**Task objective**
Quote every entry word for word.
-- BEGIN Dataset entries --
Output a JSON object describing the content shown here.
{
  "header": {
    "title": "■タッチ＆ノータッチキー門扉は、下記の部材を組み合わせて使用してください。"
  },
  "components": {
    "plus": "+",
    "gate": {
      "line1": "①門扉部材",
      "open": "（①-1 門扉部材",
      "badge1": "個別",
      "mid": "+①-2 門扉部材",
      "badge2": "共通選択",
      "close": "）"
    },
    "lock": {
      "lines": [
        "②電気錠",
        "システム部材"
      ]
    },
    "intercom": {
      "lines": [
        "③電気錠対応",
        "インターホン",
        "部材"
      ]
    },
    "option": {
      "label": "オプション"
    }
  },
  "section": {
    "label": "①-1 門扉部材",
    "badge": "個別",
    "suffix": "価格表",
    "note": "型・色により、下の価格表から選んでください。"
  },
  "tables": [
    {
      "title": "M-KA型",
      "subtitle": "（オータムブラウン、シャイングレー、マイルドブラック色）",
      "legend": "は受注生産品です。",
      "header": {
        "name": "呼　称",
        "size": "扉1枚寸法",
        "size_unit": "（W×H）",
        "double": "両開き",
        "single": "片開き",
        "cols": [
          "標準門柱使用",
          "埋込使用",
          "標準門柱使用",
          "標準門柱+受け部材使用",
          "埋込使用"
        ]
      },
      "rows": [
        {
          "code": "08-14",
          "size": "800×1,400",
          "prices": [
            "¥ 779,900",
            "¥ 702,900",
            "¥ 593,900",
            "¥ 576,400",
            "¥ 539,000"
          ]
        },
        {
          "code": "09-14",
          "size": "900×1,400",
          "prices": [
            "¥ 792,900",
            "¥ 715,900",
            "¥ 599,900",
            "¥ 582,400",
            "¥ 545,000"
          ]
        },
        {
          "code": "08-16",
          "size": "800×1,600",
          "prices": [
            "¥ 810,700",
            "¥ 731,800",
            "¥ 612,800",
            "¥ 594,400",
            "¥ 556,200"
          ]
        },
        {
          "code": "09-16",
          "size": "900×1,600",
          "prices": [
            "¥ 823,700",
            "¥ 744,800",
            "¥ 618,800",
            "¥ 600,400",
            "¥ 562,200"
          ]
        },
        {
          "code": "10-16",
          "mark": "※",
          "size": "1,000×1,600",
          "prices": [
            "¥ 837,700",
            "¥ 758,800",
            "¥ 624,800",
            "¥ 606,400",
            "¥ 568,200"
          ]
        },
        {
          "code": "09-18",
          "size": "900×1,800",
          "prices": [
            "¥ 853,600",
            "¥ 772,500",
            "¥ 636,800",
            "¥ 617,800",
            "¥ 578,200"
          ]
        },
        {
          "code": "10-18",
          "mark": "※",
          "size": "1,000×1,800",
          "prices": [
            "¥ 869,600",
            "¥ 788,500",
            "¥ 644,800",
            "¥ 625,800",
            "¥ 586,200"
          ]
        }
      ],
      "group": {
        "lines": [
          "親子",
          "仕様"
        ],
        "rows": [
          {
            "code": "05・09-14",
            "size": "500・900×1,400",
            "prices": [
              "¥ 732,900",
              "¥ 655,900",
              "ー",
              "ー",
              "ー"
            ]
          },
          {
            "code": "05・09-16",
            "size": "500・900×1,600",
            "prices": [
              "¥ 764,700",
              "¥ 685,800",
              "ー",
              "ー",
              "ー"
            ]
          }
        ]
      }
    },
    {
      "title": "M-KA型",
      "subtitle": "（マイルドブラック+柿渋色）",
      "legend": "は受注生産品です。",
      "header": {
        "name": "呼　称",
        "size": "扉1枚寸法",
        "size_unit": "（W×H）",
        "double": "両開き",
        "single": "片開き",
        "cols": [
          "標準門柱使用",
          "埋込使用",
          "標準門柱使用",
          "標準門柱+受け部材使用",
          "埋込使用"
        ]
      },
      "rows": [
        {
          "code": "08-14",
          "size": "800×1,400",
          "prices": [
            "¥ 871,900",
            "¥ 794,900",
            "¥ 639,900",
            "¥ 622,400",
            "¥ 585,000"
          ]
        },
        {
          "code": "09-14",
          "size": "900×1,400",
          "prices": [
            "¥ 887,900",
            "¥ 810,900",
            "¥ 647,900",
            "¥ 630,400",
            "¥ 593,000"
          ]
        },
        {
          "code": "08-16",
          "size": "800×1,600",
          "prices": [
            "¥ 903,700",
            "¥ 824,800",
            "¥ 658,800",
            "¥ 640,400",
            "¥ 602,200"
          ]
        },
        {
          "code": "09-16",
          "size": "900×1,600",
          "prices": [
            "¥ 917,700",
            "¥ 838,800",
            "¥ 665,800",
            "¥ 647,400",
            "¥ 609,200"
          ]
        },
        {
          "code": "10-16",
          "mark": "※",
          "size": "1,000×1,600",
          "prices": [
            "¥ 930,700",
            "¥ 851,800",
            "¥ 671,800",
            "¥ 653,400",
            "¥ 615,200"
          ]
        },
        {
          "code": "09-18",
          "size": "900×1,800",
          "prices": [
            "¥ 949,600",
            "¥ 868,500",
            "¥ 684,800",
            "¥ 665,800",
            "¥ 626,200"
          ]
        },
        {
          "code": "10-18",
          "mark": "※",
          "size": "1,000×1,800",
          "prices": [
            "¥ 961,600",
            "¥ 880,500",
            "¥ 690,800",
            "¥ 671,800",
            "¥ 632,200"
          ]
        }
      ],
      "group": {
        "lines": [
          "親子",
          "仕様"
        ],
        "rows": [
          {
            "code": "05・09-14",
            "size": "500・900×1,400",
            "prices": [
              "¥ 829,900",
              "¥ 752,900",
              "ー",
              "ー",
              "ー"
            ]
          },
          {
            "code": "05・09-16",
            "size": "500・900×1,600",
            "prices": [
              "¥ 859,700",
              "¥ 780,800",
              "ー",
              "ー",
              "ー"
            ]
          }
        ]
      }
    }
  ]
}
-- END Dataset entries --
**Reply**
Output a JSON object describing the content shown here.
{
  "header": {
    "title": "■タッチ＆ノータッチキー門扉は、下記の部材を組み合わせて使用してください。"
  },
  "components": {
    "plus": "+",
    "gate": {
      "line1": "①門扉部材",
      "open": "（①-1 門扉部材",
      "badge1": "個別",
      "mid": "+①-2 門扉部材",
      "badge2": "共通選択",
      "close": "）"
    },
    "lock": {
      "lines": [
        "②電気錠",
        "システム部材"
      ]
    },
    "intercom": {
      "lines": [
        "③電気錠対応",
        "インターホン",
        "部材"
      ]
    },
    "option": {
      "label": "オプション"
    }
  },
  "section": {
    "label": "①-1 門扉部材",
    "badge": "個別",
    "suffix": "価格表",
    "note": "型・色により、下の価格表から選んでください。"
  },
  "tables": [
    {
      "title": "M-KA型",
      "subtitle": "（オータムブラウン、シャイングレー、マイルドブラック色）",
      "legend": "は受注生産品です。",
      "header": {
        "name": "呼　称",
        "size": "扉1枚寸法",
        "size_unit": "（W×H）",
        "double": "両開き",
        "single": "片開き",
        "cols": [
          "標準門柱使用",
          "埋込使用",
          "標準門柱使用",
          "標準門柱+受け部材使用",
          "埋込使用"
        ]
      },
      "rows": [
        {
          "code": "08-14",
          "size": "800×1,400",
          "prices": [
            "¥ 779,900",
            "¥ 702,900",
            "¥ 593,900",
            "¥ 576,400",
            "¥ 539,000"
          ]
        },
        {
          "code": "09-14",
          "size": "900×1,400",
          "prices": [
            "¥ 792,900",
            "¥ 715,900",
            "¥ 599,900",
            "¥ 582,400",
            "¥ 545,000"
          ]
        },
        {
          "code": "08-16",
          "size": "800×1,600",
          "prices": [
            "¥ 810,700",
            "¥ 731,800",
            "¥ 612,800",
            "¥ 594,400",
            "¥ 556,200"
          ]
        },
        {
          "code": "09-16",
          "size": "900×1,600",
          "prices": [
            "¥ 823,700",
            "¥ 744,800",
            "¥ 618,800",
            "¥ 600,400",
            "¥ 562,200"
          ]
        },
        {
          "code": "10-16",
          "mark": "※",
          "size": "1,000×1,600",
          "prices": [
            "¥ 837,700",
            "¥ 758,800",
            "¥ 624,800",
            "¥ 606,400",
            "¥ 568,200"
          ]
        },
        {
          "code": "09-18",
          "size": "900×1,800",
          "prices": [
            "¥ 853,600",
            "¥ 772,500",
            "¥ 636,800",
            "¥ 617,800",
            "¥ 578,200"
          ]
        },
        {
          "code": "10-18",
          "mark": "※",
          "size": "1,000×1,800",
          "prices": [
            "¥ 869,600",
            "¥ 788,500",
            "¥ 644,800",
            "¥ 625,800",
            "¥ 586,200"
          ]
        }
      ],
      "group": {
        "lines": [
          "親子",
          "仕様"
        ],
        "rows": [
          {
            "code": "05・09-14",
            "size": "500・900×1,400",
            "prices": [
              "¥ 732,900",
              "¥ 655,900",
              "ー",
              "ー",
              "ー"
            ]
          },
          {
            "code": "05・09-16",
            "size": "500・900×1,600",
            "prices": [
              "¥ 764,700",
              "¥ 685,800",
              "ー",
              "ー",
              "ー"
            ]
          }
        ]
      }
    },
    {
      "title": "M-KA型",
      "subtitle": "（マイルドブラック+柿渋色）",
      "legend": "は受注生産品です。",
      "header": {
        "name": "呼　称",
        "size": "扉1枚寸法",
        "size_unit": "（W×H）",
        "double": "両開き",
        "single": "片開き",
        "cols": [
          "標準門柱使用",
          "埋込使用",
          "標準門柱使用",
          "標準門柱+受け部材使用",
          "埋込使用"
        ]
      },
      "rows": [
        {
          "code": "08-14",
          "size": "800×1,400",
          "prices": [
            "¥ 871,900",
            "¥ 794,900",
            "¥ 639,900",
            "¥ 622,400",
            "¥ 585,000"
          ]
        },
        {
          "code": "09-14",
          "size": "900×1,400",
          "prices": [
            "¥ 887,900",
            "¥ 810,900",
            "¥ 647,900",
            "¥ 630,400",
            "¥ 593,000"
          ]
        },
        {
          "code": "08-16",
          "size": "800×1,600",
          "prices": [
            "¥ 903,700",
            "¥ 824,800",
            "¥ 658,800",
            "¥ 640,400",
            "¥ 602,200"
          ]
        },
        {
          "code": "09-16",
          "size": "900×1,600",
          "prices": [
            "¥ 917,700",
            "¥ 838,800",
            "¥ 665,800",
            "¥ 647,400",
            "¥ 609,200"
          ]
        },
        {
          "code": "10-16",
          "mark": "※",
          "size": "1,000×1,600",
          "prices": [
            "¥ 930,700",
            "¥ 851,800",
            "¥ 671,800",
            "¥ 653,400",
            "¥ 615,200"
          ]
        },
        {
          "code": "09-18",
          "size": "900×1,800",
          "prices": [
            "¥ 949,600",
            "¥ 868,500",
            "¥ 684,800",
            "¥ 665,800",
            "¥ 626,200"
          ]
        },
        {
          "code": "10-18",
          "mark": "※",
          "size": "1,000×1,800",
          "prices": [
            "¥ 961,600",
            "¥ 880,500",
            "¥ 690,800",
            "¥ 671,800",
            "¥ 632,200"
          ]
        }
      ],
      "group": {
        "lines": [
          "親子",
          "仕様"
        ],
        "rows": [
          {
            "code": "05・09-14",
            "size": "500・900×1,400",
            "prices": [
              "¥ 829,900",
              "¥ 752,900",
              "ー",
              "ー",
              "ー"
            ]
          },
          {
            "code": "05・09-16",
            "size": "500・900×1,600",
            "prices": [
              "¥ 859,700",
              "¥ 780,800",
              "ー",
              "ー",
              "ー"
            ]
          }
        ]
      }
    }
  ]
}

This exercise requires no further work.